Nossos sentimentos são complexos, tanto quanto são complexas todas as outras coisas que constroem nossa identidade. Passamos a vida inteira tentando nos entender e, ainda assim, chegamos ao final dela cheios de dúvidas a respeito de nós mesmos. Muitas vezes nos sentimos culpados quando os nossos sentimentos parecem não está em acordo com o que o resto das pessoas diz sentir e nos questionamos se existe alguma coisa de errado com a gente.
A verdade é que a maioria das pessoas não é sincera a respeito dos seus sentimentos e seguem a correnteza, pois temem serem taxadas de anormais ou insensíveis. A sociedade construiu diversos mitos a respeito do amor e estabeleceu comportamentos aceitáveis para aqueles que amam e, ainda que essas “regras” não estejam escritas num código, elas estão implícitas nas relações humanas.

■ O QUE FAZER ■
Dê seguimento ao trecho do texto acima, sobre os sentimentos e os mitos do amor, começando logo depois da última frase.

■ DADOS GUARDADOS ■
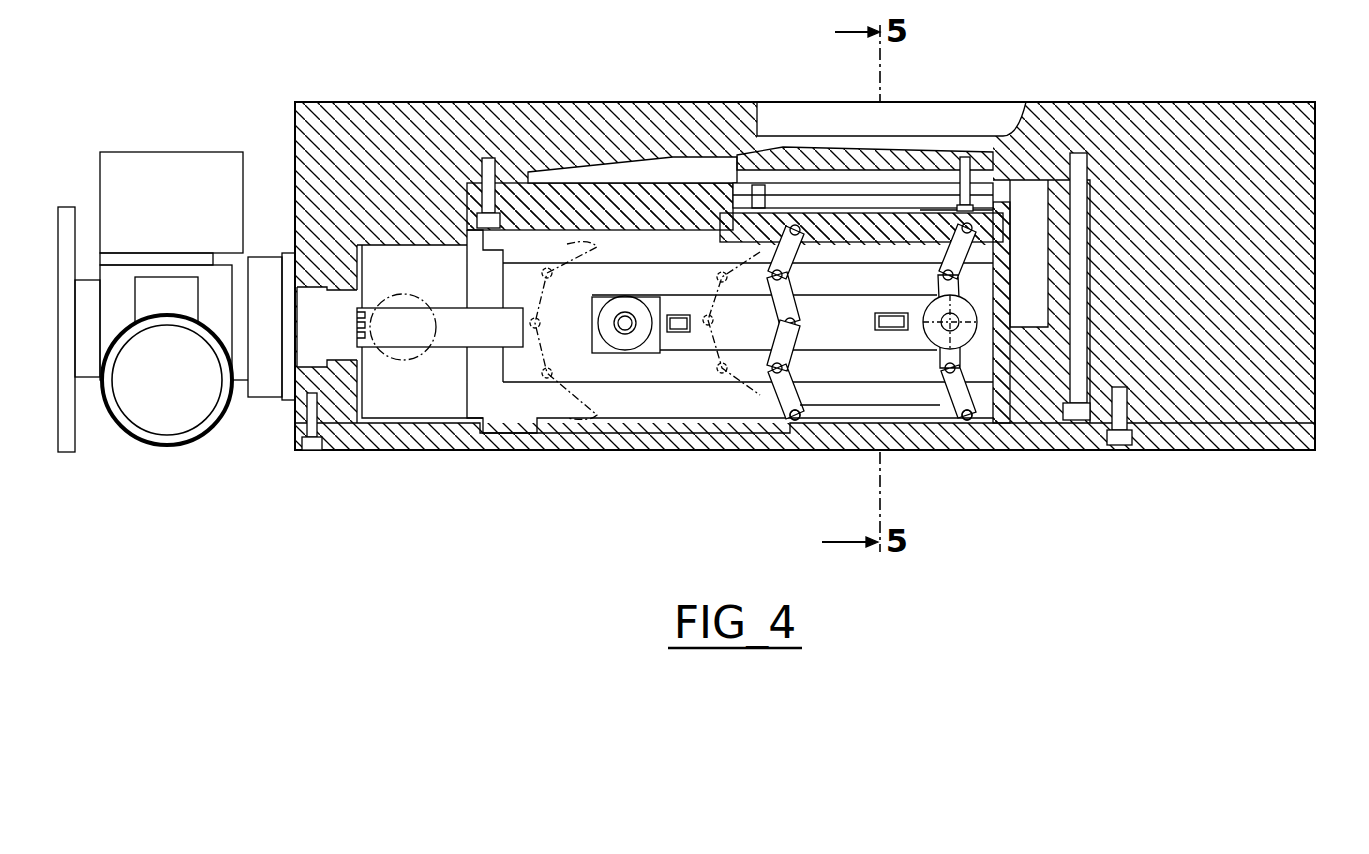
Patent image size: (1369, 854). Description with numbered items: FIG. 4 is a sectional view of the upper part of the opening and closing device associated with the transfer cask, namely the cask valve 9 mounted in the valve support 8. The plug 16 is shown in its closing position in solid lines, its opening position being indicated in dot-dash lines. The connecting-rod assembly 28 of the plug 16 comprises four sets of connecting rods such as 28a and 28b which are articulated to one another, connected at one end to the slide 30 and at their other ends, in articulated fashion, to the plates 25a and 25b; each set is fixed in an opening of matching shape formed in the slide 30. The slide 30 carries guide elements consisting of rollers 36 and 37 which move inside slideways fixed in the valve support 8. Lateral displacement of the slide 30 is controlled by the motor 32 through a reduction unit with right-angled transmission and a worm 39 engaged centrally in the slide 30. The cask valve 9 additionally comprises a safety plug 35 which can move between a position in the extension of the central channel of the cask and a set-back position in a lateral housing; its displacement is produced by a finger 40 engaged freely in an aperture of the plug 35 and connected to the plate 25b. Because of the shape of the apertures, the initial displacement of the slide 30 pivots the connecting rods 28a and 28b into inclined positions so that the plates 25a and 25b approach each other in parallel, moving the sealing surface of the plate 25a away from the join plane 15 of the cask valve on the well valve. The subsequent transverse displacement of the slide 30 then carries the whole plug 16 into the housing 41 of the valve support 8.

The valve support 8 is at (1300, 143).
The cask valve 9 is at (1320, 383).
The join plane 15 is at (1222, 447).
The plug 16 is at (875, 202).
The plate 25a is at (903, 425).
The plate 25b is at (920, 210).
The connecting-rod assembly 28 is at (812, 418).
The connecting rod 28a is at (997, 390).
The connecting rod 28b is at (1012, 245).
The slide 30 is at (678, 334).
The motor 32 is at (176, 302).
The additional safety plug 35 is at (852, 150).
The roller 36 is at (626, 352).
The roller 37 is at (920, 325).
The worm 39 is at (453, 342).
The finger 40 is at (995, 152).
The housing 41 is at (372, 420).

■ RESPOSTA DO EXERCÍCIO ■
O problema é que o amor toma os contornos do coração que habita e nenhum ser humano ama da mesma forma ou na mesma intensidade, então estabelecer regras de certo ou errado me parece no mínimo injusto. O grande equívoco de nossa sociedade moderna em relação ao amor é esquecer que a experiência de amar é subjetiva e que nós não transformamos nossas personalidades apenas porque amamos. Quem ama, ama com aquilo que é.
No entanto, existem aqueles que se apegam de forma imprudente às regras do “quem ama faz; quem ama não faz” e isso acaba por fazer com que desacreditem do amor, como sendo algo impossível para eles. Ora, se quem ama não mente e meu parceiro mentiu para mim, logo ele não me ama e eu devo desistir dessa relação. Nesse exemplo, as pessoas esquecem que mentir talvez indique um desvio de caráter, mas não falta de amor. E isso se aplica a todos os demais itens dessas listas que alguns inventam como regras a serem seguidas pelos amantes.
O que não posso crer é que possuir defeitos anulem em alguém a sua capacidade de amar ou que a perfeição seja uma exigência para o amor, e é exatamente essa noção que esse idealismo nos transmite. Se nos apegarmos a esses preceitos para amar, então devemos também crer que o amor sempre transforma aquele que o vivencia, e, se acaso isso fosse verdade, não existiria tanta dor nos relacionamentos.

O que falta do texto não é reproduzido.